_Stated task_:
Do not include the pictures; repeat the rest of the data exactly.

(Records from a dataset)

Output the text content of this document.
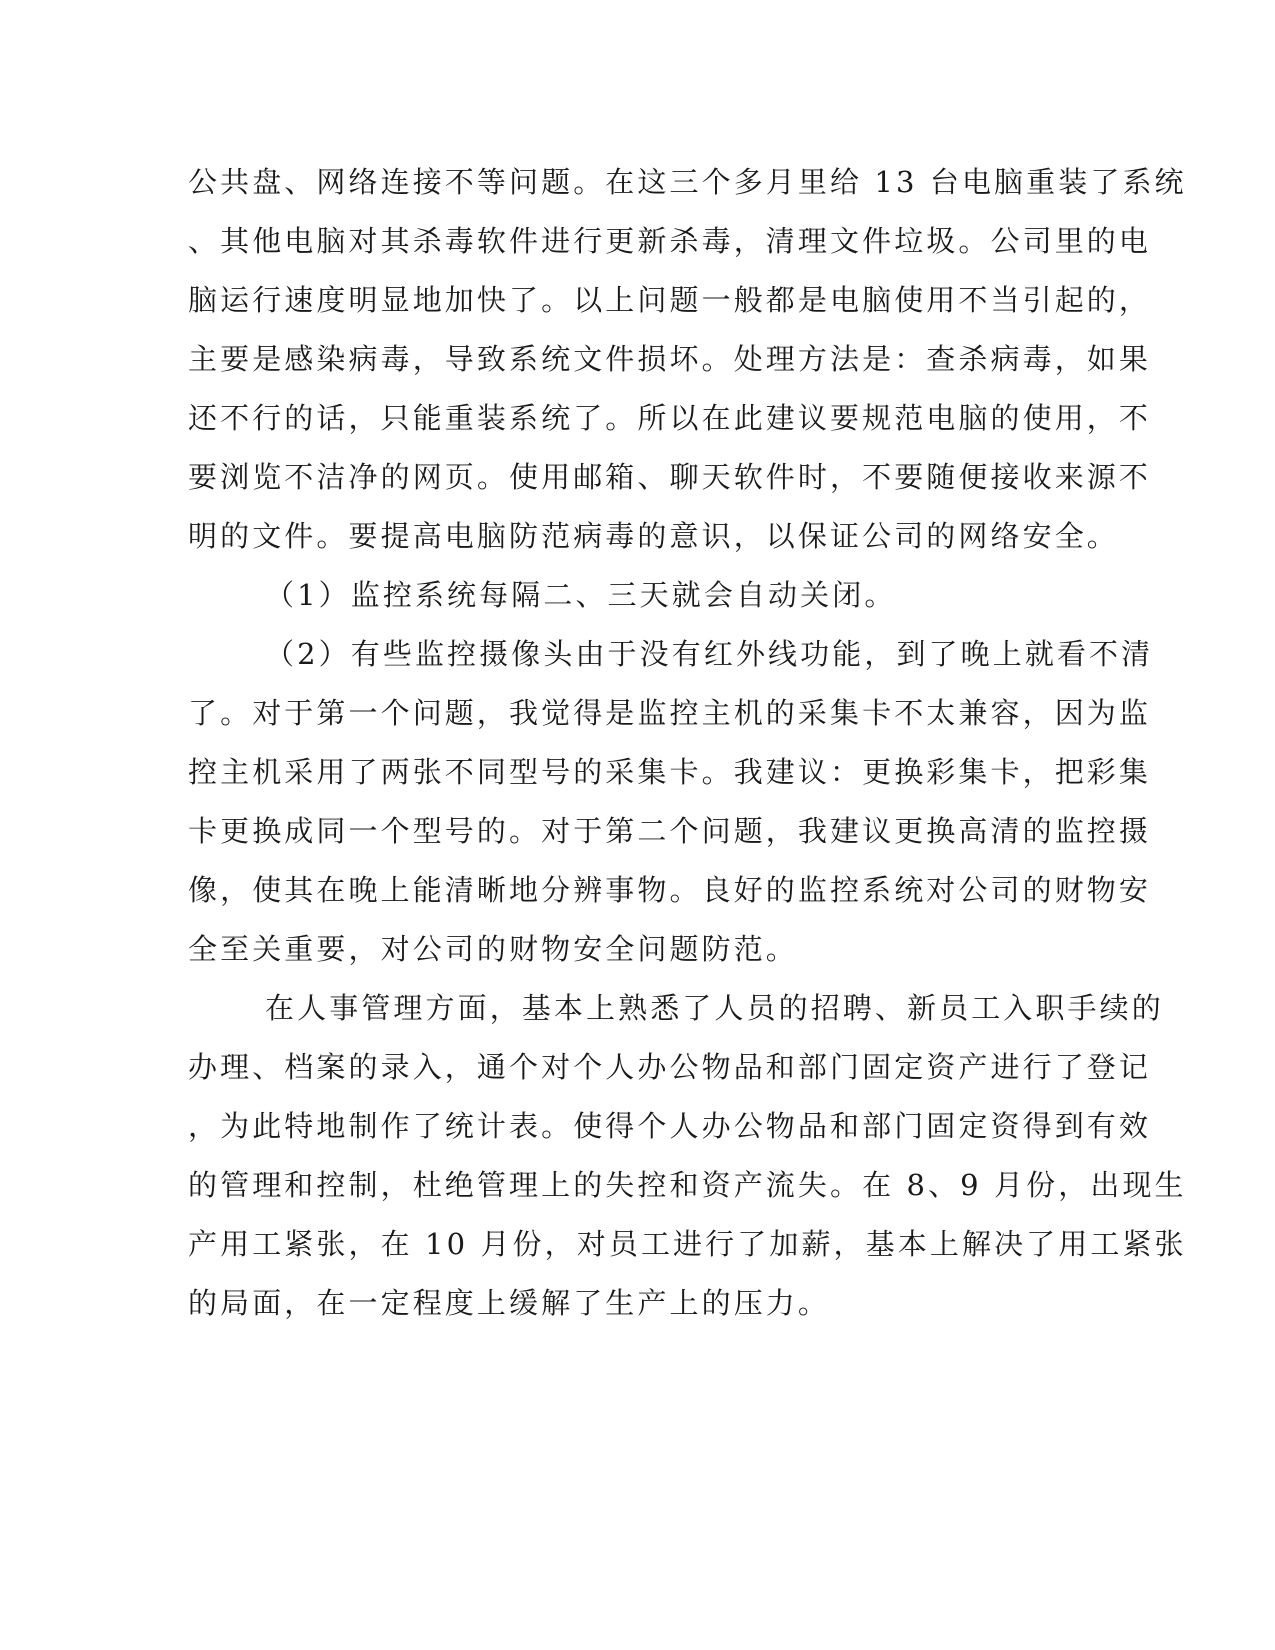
公共盘、网络连接不等问题。在这三个多月里给 13 台电脑重装了系统
、其他电脑对其杀毒软件进行更新杀毒，清理文件垃圾。公司里的电
脑运行速度明显地加快了。以上问题一般都是电脑使用不当引起的，
主要是感染病毒，导致系统文件损坏。处理方法是：查杀病毒，如果
还不行的话，只能重装系统了。所以在此建议要规范电脑的使用，不
要浏览不洁净的网页。使用邮箱、聊天软件时，不要随便接收来源不
明的文件。要提高电脑防范病毒的意识，以保证公司的网络安全。
（1）监控系统每隔二、三天就会自动关闭。
（2）有些监控摄像头由于没有红外线功能，到了晚上就看不清
了。对于第一个问题，我觉得是监控主机的采集卡不太兼容，因为监
控主机采用了两张不同型号的采集卡。我建议：更换彩集卡，把彩集
卡更换成同一个型号的。对于第二个问题，我建议更换高清的监控摄
像，使其在晚上能清晰地分辨事物。良好的监控系统对公司的财物安
全至关重要，对公司的财物安全问题防范。
在人事管理方面，基本上熟悉了人员的招聘、新员工入职手续的
办理、档案的录入，通个对个人办公物品和部门固定资产进行了登记
，为此特地制作了统计表。使得个人办公物品和部门固定资得到有效
的管理和控制，杜绝管理上的失控和资产流失。在 8、9 月份，出现生
产用工紧张，在 10 月份，对员工进行了加薪，基本上解决了用工紧张
的局面，在一定程度上缓解了生产上的压力。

_Output for this task_:
Output the text content of this document.
公共盘、网络连接不等问题。在这三个多月里给 13 台电脑重装了系统
、其他电脑对其杀毒软件进行更新杀毒，清理文件垃圾。公司里的电
脑运行速度明显地加快了。以上问题一般都是电脑使用不当引起的，
主要是感染病毒，导致系统文件损坏。处理方法是：查杀病毒，如果
还不行的话，只能重装系统了。所以在此建议要规范电脑的使用，不
要浏览不洁净的网页。使用邮箱、聊天软件时，不要随便接收来源不
明的文件。要提高电脑防范病毒的意识，以保证公司的网络安全。
（1）监控系统每隔二、三天就会自动关闭。
（2）有些监控摄像头由于没有红外线功能，到了晚上就看不清
了。对于第一个问题，我觉得是监控主机的采集卡不太兼容，因为监
控主机采用了两张不同型号的采集卡。我建议：更换彩集卡，把彩集
卡更换成同一个型号的。对于第二个问题，我建议更换高清的监控摄
像，使其在晚上能清晰地分辨事物。良好的监控系统对公司的财物安
全至关重要，对公司的财物安全问题防范。
在人事管理方面，基本上熟悉了人员的招聘、新员工入职手续的
办理、档案的录入，通个对个人办公物品和部门固定资产进行了登记
，为此特地制作了统计表。使得个人办公物品和部门固定资得到有效
的管理和控制，杜绝管理上的失控和资产流失。在 8、9 月份，出现生
产用工紧张，在 10 月份，对员工进行了加薪，基本上解决了用工紧张
的局面，在一定程度上缓解了生产上的压力。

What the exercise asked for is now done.